DESCRIPTION OF THE TASK:
Select every line below containing the word "title".

** Begin DATA EXTRACT **

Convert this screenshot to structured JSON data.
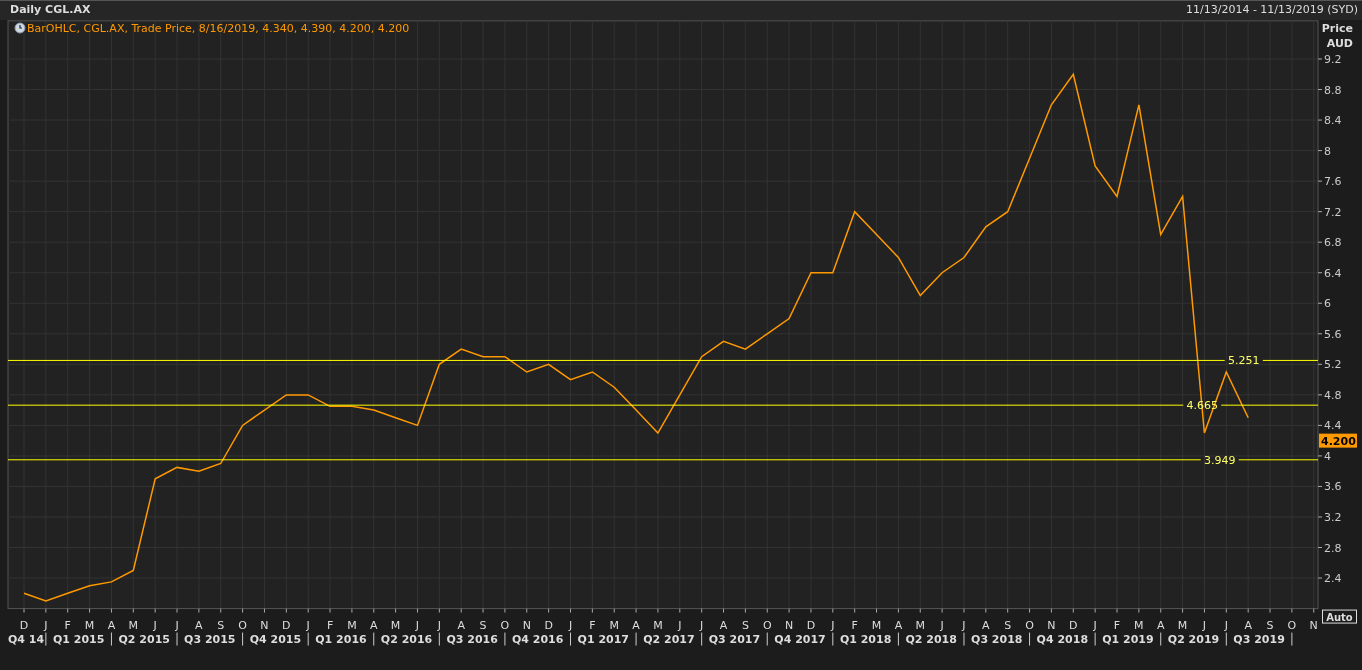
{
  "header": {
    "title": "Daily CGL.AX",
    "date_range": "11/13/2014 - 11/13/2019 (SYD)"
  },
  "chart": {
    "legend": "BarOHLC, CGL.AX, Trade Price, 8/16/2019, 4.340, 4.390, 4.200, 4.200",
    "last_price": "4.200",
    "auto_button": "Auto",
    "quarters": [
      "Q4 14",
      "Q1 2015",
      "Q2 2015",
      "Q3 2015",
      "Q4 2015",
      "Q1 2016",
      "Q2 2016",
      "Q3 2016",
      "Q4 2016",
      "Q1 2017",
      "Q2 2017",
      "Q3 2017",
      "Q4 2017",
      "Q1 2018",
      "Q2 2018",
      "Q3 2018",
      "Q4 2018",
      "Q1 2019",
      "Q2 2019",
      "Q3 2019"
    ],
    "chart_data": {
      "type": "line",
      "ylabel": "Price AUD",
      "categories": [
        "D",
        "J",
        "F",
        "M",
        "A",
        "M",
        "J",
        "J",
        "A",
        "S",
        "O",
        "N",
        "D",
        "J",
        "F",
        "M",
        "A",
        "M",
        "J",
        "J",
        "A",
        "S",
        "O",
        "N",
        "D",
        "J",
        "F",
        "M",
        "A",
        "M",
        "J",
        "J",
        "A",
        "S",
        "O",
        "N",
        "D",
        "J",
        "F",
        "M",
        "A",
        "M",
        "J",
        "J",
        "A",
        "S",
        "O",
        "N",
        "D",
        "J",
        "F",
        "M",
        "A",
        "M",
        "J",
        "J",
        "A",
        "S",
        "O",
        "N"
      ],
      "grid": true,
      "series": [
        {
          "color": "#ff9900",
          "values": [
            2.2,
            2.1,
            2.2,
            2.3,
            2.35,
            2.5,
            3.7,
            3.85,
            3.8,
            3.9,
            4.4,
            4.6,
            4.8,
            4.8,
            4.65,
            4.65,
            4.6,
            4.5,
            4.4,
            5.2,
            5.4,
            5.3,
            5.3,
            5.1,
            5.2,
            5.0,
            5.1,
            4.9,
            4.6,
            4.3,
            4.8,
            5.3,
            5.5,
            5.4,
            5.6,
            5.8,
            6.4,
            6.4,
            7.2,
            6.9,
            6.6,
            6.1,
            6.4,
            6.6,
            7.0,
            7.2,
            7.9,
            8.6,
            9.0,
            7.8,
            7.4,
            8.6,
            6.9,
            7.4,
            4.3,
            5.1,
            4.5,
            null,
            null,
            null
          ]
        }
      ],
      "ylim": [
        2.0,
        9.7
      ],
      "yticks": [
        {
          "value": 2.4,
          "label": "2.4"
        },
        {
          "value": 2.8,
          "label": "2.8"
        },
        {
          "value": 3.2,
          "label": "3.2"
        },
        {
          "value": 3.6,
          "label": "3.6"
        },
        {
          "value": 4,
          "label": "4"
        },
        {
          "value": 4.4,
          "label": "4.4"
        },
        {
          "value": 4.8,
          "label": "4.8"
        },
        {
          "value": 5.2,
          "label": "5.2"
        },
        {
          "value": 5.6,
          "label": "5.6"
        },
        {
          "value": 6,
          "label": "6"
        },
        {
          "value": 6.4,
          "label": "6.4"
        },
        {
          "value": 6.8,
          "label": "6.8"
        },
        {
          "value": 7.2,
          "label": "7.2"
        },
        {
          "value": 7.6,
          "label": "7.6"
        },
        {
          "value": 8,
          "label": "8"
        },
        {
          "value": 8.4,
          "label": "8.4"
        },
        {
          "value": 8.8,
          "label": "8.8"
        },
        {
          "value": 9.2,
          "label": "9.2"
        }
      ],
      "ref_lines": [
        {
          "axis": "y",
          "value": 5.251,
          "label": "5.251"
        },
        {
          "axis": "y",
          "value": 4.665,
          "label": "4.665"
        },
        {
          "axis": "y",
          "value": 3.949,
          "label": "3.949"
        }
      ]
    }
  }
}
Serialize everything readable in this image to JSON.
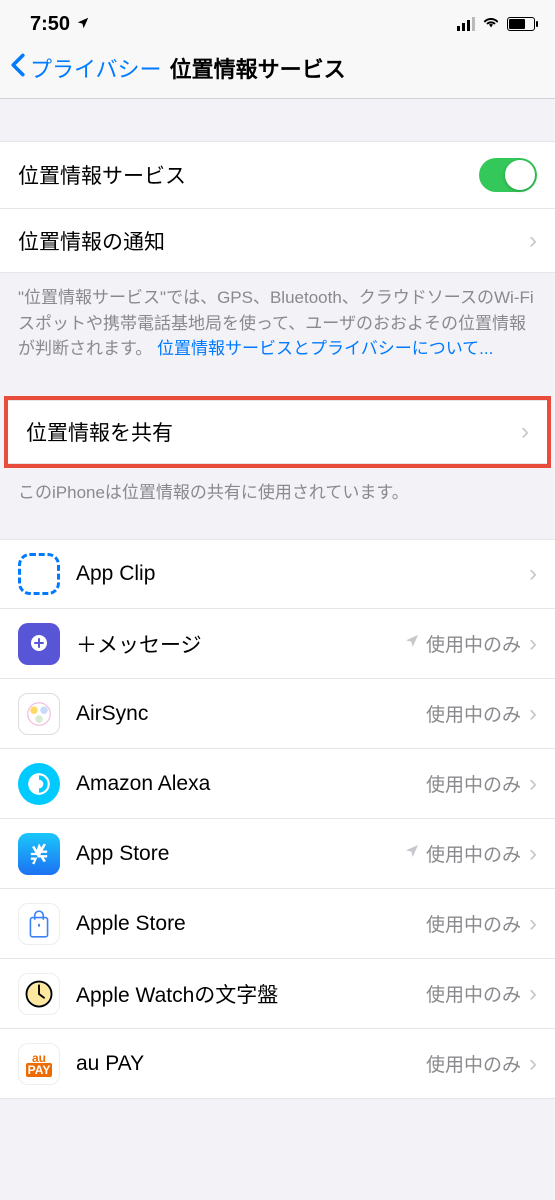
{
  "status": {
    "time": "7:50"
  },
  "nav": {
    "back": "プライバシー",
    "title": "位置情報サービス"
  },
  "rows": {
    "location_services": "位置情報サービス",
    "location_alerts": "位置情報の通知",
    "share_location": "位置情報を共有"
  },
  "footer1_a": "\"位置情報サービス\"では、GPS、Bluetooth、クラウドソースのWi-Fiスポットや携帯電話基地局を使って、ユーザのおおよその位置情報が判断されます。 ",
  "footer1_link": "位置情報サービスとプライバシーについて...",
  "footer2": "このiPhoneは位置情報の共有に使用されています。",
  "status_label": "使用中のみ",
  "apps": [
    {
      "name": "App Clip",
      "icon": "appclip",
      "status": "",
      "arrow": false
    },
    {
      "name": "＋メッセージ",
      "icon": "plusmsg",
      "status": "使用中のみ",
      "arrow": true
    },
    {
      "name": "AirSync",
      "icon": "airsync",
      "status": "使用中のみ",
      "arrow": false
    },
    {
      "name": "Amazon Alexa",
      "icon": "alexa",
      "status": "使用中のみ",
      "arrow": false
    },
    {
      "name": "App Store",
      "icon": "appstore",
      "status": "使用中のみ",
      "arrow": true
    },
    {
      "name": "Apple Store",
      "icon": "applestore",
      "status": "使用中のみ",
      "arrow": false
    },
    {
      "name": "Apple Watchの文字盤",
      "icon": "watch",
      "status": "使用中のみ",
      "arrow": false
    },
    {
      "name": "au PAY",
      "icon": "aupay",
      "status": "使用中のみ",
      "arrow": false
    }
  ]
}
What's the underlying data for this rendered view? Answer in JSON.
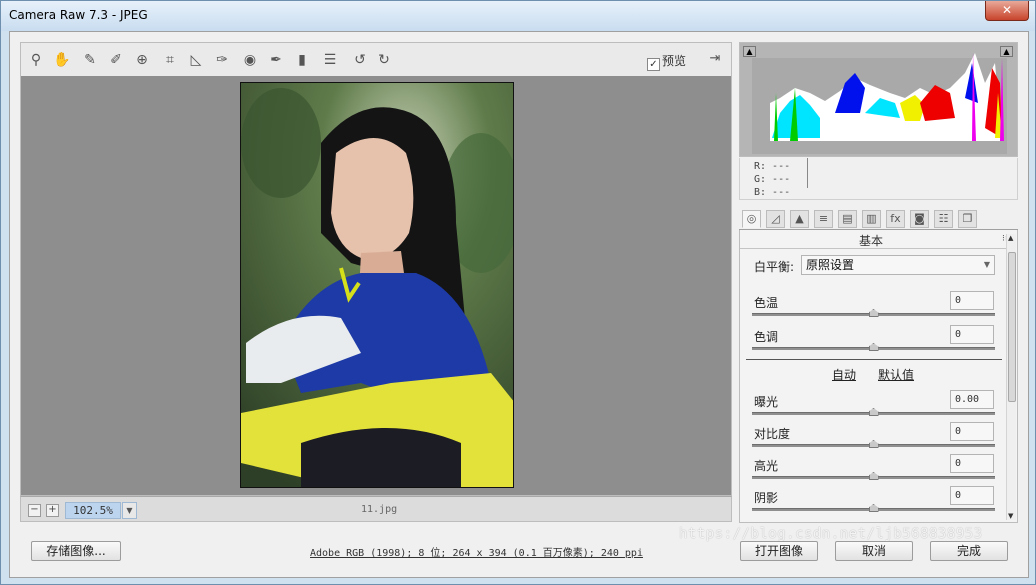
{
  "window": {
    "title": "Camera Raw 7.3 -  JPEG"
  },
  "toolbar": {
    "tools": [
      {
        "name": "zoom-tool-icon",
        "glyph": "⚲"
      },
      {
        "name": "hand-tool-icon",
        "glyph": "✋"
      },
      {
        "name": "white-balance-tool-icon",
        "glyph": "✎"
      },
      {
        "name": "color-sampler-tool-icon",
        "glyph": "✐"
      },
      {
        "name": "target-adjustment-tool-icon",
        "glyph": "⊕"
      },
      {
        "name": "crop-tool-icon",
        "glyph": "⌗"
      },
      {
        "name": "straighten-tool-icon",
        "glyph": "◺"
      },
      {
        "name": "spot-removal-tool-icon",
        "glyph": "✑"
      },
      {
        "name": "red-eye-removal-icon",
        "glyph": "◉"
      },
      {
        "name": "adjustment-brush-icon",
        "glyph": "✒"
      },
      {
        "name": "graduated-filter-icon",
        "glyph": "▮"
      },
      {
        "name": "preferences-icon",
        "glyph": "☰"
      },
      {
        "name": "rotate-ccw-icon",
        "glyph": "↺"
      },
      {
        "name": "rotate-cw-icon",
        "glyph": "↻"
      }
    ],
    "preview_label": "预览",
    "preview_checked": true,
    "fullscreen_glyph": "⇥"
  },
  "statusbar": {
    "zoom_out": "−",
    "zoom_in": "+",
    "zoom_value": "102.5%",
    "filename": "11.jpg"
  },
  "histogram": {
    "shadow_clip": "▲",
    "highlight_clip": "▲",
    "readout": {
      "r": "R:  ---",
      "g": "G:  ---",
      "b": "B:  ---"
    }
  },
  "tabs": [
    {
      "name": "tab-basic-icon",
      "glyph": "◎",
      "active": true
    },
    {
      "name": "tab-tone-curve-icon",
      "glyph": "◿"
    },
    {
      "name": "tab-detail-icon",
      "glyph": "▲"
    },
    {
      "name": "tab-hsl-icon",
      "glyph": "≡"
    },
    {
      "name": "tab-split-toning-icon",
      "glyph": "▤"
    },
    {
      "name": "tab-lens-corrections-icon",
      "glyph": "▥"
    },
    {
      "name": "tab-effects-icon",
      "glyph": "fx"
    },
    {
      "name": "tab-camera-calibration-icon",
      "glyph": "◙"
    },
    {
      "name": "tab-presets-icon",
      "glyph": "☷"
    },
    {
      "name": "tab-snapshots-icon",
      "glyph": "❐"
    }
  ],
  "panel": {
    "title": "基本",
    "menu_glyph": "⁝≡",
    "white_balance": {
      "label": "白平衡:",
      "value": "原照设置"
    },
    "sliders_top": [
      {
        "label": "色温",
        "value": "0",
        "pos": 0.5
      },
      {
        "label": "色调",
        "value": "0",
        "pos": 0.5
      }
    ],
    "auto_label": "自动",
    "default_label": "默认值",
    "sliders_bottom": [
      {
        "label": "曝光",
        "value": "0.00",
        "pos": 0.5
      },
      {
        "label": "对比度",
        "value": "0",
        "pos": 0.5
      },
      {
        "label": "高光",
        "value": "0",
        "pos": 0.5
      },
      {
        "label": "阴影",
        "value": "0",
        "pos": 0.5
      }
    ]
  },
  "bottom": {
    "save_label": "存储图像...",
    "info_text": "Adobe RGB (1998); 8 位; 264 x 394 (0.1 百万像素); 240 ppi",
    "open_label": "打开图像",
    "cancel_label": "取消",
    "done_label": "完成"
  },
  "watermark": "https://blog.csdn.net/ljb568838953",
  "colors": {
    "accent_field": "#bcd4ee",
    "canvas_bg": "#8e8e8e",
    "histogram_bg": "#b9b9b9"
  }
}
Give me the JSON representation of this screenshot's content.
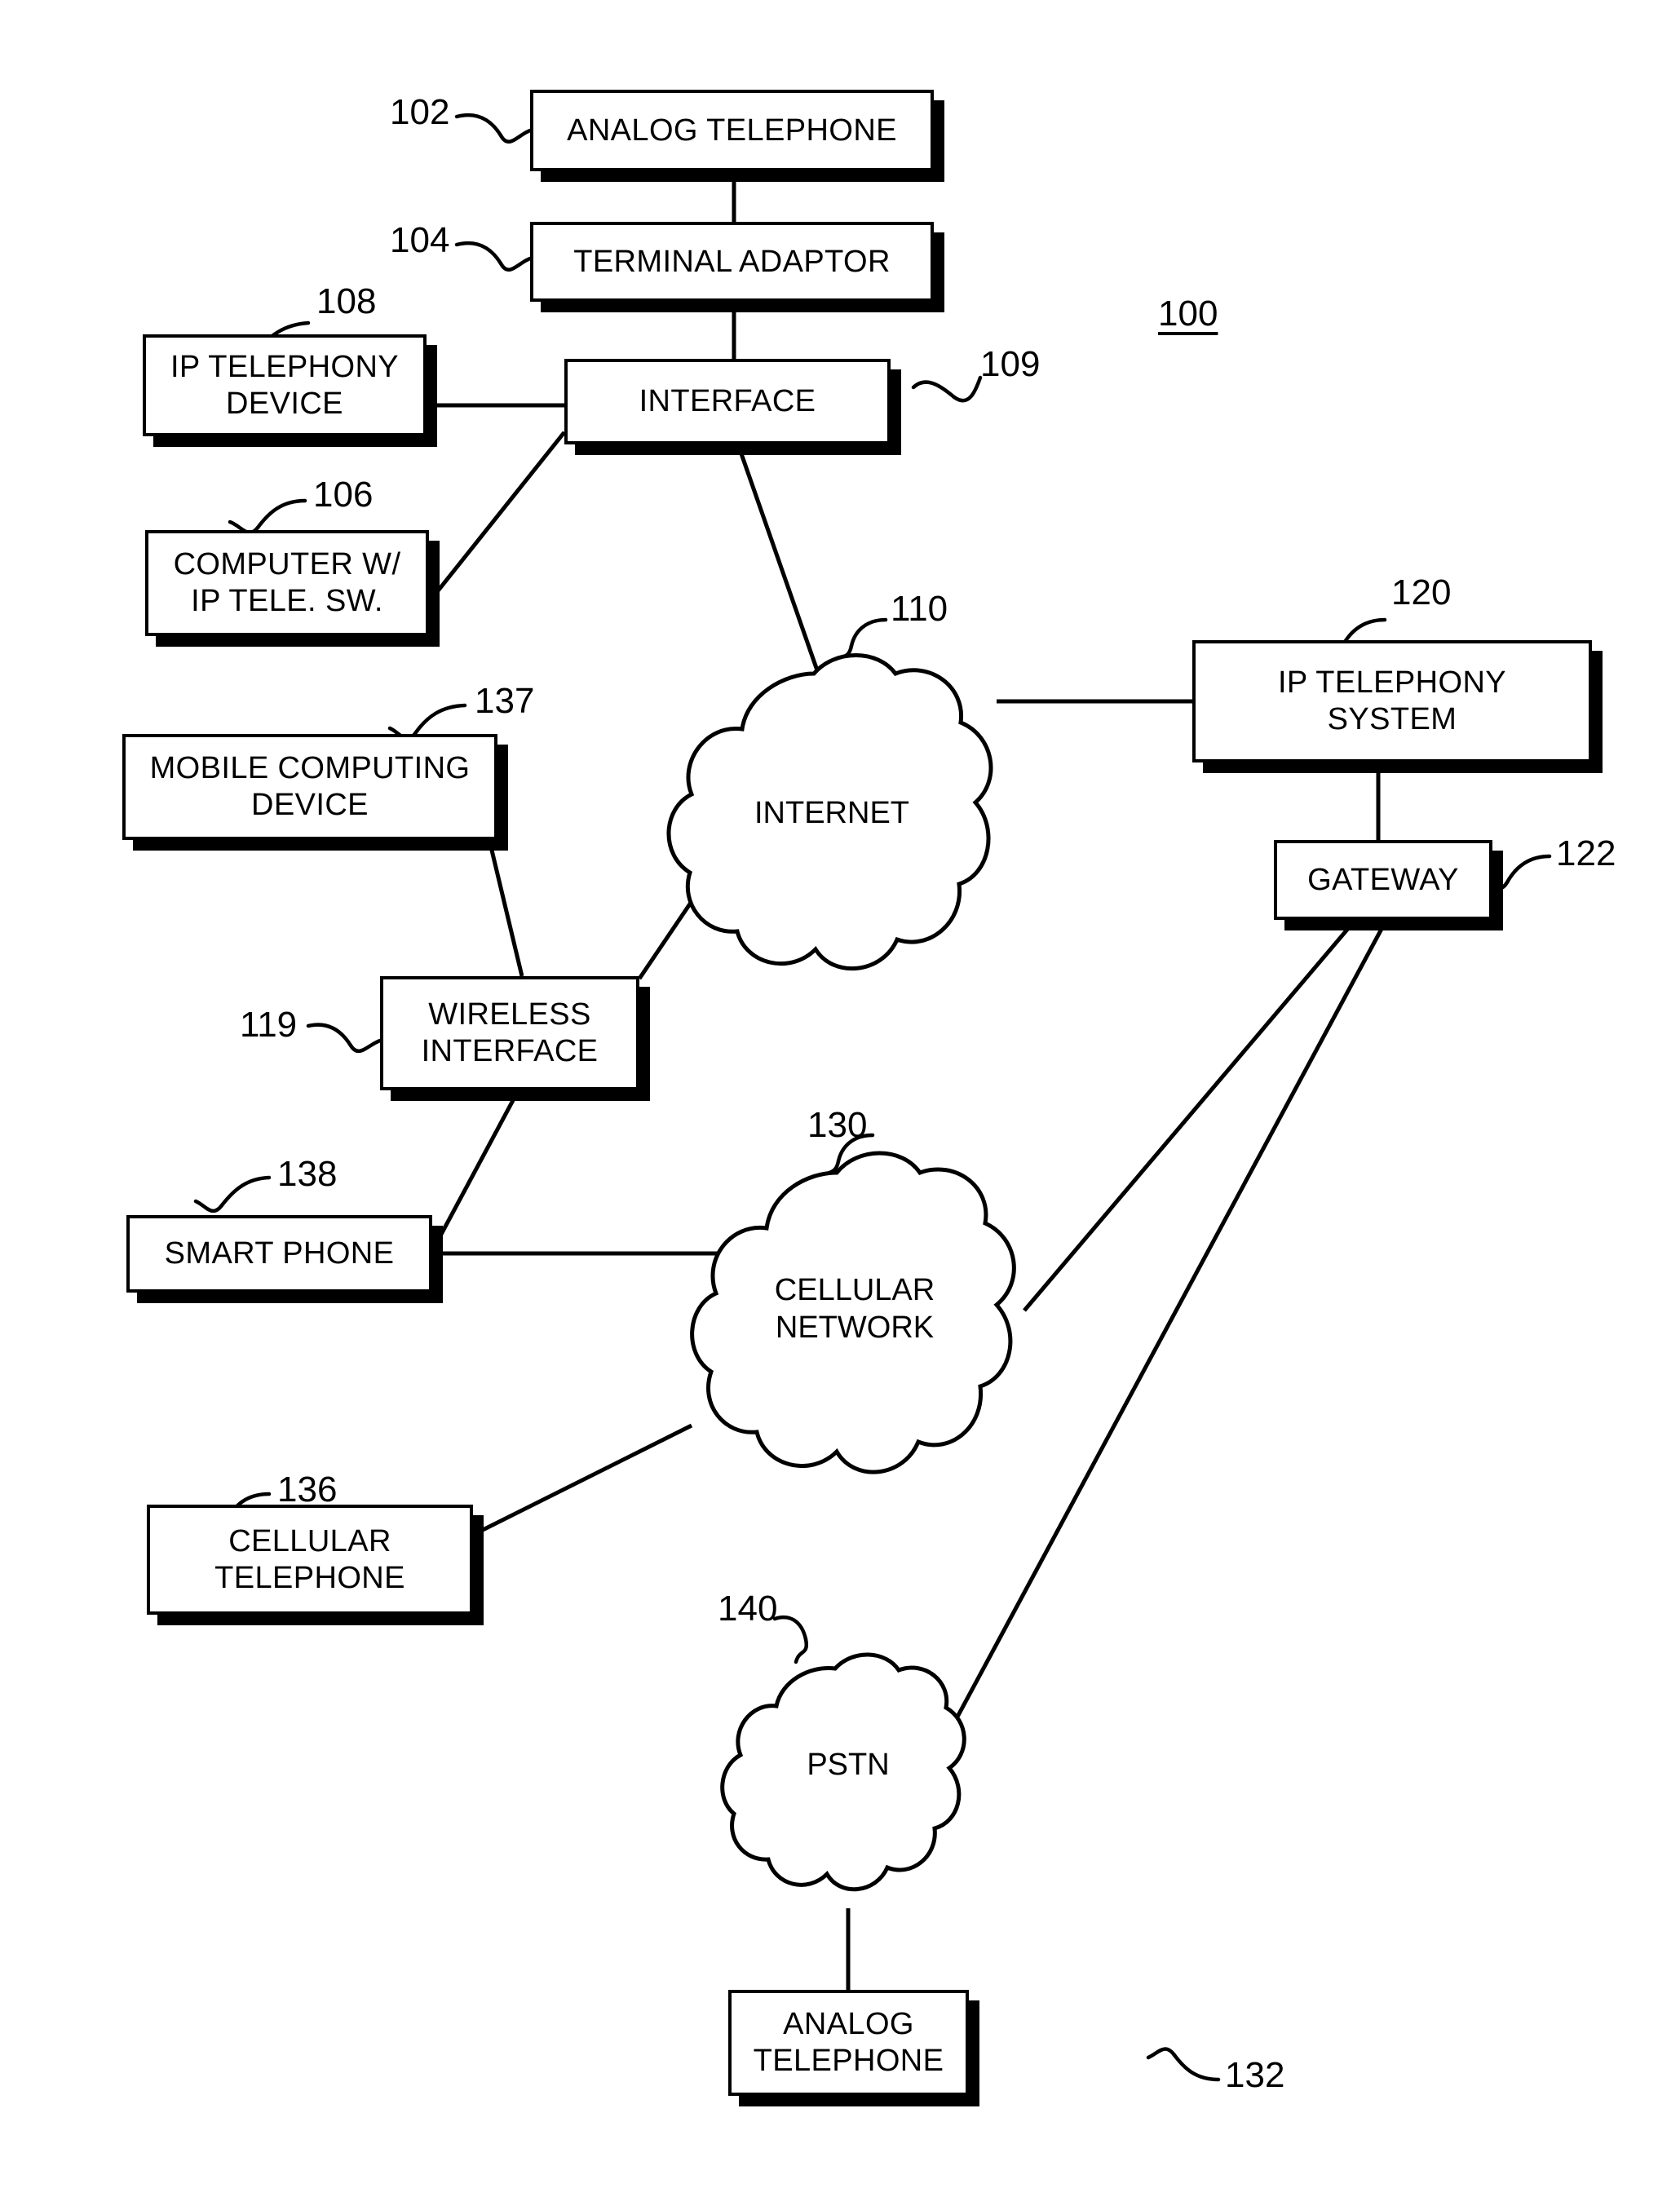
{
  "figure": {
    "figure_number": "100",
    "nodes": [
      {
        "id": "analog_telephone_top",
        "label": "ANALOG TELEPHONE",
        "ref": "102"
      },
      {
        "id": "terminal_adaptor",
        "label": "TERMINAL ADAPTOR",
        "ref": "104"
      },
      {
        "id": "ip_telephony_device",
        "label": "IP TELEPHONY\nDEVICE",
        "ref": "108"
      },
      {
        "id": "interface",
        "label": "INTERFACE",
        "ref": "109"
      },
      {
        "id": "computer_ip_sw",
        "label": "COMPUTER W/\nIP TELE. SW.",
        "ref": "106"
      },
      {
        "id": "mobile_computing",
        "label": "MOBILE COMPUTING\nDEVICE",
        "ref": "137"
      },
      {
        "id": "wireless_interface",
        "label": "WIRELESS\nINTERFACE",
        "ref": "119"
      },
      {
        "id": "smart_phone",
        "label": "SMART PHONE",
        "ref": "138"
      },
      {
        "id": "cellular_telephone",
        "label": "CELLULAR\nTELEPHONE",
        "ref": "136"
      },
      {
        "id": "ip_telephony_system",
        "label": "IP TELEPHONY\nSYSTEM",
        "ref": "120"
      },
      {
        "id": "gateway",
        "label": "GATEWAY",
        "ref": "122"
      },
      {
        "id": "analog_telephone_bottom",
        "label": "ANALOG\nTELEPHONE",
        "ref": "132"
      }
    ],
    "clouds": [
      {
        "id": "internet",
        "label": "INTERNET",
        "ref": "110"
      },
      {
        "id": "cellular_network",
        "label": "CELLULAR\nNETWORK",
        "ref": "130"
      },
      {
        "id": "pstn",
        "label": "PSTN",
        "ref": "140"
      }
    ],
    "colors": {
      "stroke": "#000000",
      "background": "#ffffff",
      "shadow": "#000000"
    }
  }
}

** End DATA EXTRACT **

RESULT OF THIS TASK:
    "title": "Daily CGL.AX",
    "title": "位置情報サービス"
    "title": "Camera Raw 7.3 -  JPEG"
    "title": "基本",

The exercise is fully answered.